— Begin Extracted records —

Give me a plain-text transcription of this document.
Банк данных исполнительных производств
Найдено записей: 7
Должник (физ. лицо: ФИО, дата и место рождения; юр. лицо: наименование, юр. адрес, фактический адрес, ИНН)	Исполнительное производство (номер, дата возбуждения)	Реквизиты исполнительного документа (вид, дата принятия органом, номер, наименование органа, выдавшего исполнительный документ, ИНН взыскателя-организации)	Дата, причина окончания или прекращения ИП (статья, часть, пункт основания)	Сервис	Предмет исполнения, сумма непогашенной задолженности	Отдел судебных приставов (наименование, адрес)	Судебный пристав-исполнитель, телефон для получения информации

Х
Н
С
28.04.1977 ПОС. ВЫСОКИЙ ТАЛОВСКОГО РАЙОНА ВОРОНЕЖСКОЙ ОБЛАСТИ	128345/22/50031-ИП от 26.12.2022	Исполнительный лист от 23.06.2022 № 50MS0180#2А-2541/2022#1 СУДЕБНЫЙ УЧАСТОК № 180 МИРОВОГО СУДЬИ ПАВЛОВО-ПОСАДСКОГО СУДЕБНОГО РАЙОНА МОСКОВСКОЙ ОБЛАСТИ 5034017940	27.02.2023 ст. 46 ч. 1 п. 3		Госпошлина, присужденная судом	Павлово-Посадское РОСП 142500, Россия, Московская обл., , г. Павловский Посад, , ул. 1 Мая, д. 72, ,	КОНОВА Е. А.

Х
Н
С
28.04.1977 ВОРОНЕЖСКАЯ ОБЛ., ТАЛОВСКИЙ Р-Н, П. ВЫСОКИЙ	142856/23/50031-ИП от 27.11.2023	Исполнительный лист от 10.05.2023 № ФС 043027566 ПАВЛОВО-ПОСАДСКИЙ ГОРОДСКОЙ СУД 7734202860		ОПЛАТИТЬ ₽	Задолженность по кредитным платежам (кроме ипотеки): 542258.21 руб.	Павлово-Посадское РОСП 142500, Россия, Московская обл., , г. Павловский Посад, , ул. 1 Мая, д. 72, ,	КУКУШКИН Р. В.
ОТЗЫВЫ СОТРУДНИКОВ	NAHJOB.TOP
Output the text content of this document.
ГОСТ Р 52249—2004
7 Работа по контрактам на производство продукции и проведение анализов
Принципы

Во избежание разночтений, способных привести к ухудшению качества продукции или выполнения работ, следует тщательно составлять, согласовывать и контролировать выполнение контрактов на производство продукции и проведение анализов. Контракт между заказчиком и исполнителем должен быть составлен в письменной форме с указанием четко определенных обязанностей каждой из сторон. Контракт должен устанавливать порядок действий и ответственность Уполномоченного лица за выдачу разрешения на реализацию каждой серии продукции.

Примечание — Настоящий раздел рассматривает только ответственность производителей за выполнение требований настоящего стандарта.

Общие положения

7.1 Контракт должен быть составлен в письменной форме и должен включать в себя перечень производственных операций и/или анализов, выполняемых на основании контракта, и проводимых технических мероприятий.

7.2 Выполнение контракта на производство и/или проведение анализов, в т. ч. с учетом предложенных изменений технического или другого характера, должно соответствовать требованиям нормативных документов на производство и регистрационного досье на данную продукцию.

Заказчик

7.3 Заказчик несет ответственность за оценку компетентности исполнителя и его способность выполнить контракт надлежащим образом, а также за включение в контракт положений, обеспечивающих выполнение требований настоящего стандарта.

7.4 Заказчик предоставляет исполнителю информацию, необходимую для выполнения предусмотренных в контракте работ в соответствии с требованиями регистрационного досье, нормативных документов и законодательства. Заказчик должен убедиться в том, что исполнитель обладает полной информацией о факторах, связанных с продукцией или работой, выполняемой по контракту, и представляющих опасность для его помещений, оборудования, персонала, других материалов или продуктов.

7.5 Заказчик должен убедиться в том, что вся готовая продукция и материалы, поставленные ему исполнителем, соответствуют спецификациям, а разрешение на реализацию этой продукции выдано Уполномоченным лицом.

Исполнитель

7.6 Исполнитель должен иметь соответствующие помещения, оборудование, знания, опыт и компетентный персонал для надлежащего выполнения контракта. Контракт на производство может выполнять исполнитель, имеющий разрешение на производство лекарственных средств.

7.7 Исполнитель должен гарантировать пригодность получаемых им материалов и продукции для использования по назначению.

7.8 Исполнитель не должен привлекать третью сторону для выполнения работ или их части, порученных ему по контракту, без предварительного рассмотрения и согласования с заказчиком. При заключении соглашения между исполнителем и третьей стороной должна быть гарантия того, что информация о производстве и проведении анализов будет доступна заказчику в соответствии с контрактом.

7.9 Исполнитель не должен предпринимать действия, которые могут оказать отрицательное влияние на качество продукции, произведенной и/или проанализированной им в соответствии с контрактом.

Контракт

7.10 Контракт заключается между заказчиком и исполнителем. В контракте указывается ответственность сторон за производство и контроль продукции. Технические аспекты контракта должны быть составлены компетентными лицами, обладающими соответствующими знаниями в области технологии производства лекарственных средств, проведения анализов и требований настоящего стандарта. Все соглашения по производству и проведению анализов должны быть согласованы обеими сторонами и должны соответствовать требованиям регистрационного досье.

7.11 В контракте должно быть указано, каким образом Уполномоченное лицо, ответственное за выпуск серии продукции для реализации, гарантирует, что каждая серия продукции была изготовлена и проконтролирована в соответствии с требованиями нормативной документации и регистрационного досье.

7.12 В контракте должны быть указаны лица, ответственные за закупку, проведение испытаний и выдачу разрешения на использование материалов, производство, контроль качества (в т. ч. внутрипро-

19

— End Extracted records —

• [Short problem]: What number of lines in the records contain the word "должно"? Answer with that number alone.

• [Answer for the task]: 2